[The data]
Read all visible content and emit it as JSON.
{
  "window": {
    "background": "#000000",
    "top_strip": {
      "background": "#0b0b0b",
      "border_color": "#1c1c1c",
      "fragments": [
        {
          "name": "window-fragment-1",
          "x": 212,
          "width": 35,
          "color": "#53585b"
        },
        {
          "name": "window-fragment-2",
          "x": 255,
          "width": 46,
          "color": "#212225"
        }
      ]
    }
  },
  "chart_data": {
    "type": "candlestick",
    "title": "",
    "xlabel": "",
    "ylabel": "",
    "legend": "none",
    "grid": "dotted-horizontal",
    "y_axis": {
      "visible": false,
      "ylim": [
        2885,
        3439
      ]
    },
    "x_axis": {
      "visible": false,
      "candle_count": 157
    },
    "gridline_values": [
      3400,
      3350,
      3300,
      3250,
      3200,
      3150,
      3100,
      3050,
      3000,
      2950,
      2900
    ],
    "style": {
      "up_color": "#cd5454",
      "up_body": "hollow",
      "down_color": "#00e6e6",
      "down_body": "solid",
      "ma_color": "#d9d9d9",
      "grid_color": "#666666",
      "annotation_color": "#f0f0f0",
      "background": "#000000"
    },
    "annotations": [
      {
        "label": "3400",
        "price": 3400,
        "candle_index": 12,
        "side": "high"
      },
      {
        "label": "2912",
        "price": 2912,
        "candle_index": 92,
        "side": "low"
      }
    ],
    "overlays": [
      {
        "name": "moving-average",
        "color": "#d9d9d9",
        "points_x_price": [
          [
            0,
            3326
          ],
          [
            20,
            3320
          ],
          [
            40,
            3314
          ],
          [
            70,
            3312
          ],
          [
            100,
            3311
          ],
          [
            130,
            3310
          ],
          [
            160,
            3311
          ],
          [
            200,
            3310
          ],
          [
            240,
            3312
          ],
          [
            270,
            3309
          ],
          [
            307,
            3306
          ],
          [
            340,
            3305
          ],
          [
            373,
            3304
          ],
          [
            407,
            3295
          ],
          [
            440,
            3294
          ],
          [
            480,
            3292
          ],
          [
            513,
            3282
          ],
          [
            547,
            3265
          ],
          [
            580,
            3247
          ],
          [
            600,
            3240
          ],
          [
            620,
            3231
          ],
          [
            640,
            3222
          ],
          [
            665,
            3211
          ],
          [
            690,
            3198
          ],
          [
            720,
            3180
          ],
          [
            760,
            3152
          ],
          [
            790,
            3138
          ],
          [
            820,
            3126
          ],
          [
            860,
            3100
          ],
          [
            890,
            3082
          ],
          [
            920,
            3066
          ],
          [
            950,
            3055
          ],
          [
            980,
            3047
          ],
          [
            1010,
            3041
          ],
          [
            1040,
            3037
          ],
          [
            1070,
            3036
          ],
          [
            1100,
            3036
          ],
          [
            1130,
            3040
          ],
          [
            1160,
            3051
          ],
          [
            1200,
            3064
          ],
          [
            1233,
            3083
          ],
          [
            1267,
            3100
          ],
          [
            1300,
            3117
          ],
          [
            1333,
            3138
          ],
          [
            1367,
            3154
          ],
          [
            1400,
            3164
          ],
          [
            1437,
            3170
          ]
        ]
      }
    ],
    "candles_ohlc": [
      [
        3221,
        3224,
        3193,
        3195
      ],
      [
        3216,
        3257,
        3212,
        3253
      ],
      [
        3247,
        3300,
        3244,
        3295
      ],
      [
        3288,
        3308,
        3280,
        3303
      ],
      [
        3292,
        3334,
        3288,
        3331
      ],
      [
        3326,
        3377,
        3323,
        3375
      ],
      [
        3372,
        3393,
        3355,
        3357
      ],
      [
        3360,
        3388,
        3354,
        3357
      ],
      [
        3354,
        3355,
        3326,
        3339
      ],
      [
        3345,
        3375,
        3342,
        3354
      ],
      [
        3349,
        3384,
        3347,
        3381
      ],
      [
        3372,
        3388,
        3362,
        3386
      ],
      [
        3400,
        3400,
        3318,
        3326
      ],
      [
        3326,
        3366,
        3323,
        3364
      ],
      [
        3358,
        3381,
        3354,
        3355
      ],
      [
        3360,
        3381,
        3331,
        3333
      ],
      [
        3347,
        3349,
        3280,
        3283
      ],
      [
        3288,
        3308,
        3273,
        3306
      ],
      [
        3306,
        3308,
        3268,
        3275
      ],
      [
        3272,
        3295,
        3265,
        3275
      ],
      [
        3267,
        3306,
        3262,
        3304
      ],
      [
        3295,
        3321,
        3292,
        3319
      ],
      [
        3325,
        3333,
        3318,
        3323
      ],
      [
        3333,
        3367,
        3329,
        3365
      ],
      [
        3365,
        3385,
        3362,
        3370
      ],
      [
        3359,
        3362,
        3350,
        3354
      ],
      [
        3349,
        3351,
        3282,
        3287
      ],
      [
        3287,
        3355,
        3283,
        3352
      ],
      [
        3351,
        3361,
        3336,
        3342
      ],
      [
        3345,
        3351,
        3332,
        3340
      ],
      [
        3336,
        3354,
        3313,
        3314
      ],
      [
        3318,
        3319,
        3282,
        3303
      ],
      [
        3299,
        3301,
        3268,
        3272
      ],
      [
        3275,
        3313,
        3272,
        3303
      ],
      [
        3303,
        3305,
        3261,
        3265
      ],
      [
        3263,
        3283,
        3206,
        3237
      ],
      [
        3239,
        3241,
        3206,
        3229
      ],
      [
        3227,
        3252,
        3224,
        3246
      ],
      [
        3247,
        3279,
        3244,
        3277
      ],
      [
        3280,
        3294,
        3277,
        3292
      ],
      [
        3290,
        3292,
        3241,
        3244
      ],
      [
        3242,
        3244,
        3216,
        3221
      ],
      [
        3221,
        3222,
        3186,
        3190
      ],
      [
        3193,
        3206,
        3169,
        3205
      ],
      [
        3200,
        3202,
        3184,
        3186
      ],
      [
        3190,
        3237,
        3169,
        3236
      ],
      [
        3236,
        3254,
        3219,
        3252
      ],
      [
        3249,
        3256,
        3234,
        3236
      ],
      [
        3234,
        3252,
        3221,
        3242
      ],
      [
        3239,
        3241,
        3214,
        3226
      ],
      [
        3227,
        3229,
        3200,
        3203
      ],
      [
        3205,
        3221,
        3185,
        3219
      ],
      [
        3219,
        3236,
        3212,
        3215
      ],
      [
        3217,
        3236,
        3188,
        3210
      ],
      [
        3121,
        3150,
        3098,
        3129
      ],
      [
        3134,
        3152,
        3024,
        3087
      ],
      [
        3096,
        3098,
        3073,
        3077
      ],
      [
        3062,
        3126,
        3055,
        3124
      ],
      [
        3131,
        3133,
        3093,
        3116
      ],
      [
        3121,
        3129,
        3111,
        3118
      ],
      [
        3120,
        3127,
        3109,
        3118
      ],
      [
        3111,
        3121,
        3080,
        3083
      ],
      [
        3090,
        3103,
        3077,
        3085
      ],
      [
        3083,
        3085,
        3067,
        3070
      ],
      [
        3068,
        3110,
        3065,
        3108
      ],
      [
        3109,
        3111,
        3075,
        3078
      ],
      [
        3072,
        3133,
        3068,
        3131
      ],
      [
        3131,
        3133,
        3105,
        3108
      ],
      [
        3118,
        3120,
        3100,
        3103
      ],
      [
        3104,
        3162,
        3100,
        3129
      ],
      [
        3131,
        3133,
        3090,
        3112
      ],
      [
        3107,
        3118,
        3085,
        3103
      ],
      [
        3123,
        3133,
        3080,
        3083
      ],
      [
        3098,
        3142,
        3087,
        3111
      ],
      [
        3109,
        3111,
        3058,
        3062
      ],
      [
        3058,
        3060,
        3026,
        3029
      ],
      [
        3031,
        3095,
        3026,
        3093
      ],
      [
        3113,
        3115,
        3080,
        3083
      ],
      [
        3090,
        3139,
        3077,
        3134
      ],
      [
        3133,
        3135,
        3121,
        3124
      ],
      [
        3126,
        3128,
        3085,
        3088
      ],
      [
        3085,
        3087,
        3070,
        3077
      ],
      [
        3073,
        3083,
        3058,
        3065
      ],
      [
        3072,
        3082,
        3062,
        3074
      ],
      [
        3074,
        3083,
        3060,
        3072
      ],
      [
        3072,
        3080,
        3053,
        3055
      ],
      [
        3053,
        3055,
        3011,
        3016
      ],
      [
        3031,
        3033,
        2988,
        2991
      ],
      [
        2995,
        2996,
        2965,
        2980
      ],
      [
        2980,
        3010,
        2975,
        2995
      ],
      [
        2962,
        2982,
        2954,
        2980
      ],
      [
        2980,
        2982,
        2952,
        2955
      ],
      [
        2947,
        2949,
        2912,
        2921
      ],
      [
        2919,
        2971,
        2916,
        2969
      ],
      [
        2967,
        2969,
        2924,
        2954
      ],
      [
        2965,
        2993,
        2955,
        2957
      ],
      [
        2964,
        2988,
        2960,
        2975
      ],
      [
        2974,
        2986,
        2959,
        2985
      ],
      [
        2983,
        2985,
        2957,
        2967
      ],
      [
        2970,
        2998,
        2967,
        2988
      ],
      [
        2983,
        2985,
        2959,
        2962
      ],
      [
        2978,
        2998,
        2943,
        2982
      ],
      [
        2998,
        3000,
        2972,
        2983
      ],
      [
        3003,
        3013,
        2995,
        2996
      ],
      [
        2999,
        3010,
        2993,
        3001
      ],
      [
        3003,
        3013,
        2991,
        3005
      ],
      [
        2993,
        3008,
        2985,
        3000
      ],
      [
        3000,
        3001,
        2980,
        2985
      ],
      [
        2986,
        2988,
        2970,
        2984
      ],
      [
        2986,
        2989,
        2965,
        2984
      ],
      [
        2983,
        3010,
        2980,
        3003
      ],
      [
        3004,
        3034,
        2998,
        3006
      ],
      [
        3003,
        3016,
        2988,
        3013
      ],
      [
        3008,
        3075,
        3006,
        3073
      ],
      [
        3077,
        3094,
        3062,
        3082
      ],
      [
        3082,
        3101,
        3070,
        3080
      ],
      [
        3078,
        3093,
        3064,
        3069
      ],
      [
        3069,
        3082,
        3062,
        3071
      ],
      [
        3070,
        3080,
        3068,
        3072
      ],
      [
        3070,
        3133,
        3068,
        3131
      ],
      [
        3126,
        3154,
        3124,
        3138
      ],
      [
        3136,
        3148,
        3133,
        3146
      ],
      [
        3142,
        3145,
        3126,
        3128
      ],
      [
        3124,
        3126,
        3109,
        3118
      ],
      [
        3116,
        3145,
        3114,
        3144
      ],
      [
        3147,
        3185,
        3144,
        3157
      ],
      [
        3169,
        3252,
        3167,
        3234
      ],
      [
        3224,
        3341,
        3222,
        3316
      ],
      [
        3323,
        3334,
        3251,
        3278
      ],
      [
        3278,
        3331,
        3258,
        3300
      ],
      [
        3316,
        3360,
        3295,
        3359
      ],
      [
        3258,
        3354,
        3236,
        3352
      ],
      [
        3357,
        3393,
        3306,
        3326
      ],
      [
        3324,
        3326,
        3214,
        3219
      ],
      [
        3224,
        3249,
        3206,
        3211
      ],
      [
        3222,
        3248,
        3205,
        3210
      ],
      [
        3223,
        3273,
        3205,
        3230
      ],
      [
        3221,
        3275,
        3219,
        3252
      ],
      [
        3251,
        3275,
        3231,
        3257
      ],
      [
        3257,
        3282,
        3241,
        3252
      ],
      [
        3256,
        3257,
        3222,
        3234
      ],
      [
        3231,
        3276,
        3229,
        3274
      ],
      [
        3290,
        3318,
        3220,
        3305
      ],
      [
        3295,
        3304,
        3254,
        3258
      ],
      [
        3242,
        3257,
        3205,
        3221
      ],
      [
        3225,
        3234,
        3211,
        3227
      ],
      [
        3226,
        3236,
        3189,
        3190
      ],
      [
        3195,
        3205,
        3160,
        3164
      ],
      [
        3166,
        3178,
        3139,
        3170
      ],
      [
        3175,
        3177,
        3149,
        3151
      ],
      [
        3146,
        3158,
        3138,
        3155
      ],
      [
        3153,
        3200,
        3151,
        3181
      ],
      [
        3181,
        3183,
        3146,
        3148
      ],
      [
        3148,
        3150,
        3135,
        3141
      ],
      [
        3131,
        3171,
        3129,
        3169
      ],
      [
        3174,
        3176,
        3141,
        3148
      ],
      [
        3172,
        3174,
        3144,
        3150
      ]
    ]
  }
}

[Exercise task] Track down the lines that include the word "window" and copy them.

[Reply]
  "window": {
          "name": "window-fragment-1",
          "name": "window-fragment-2",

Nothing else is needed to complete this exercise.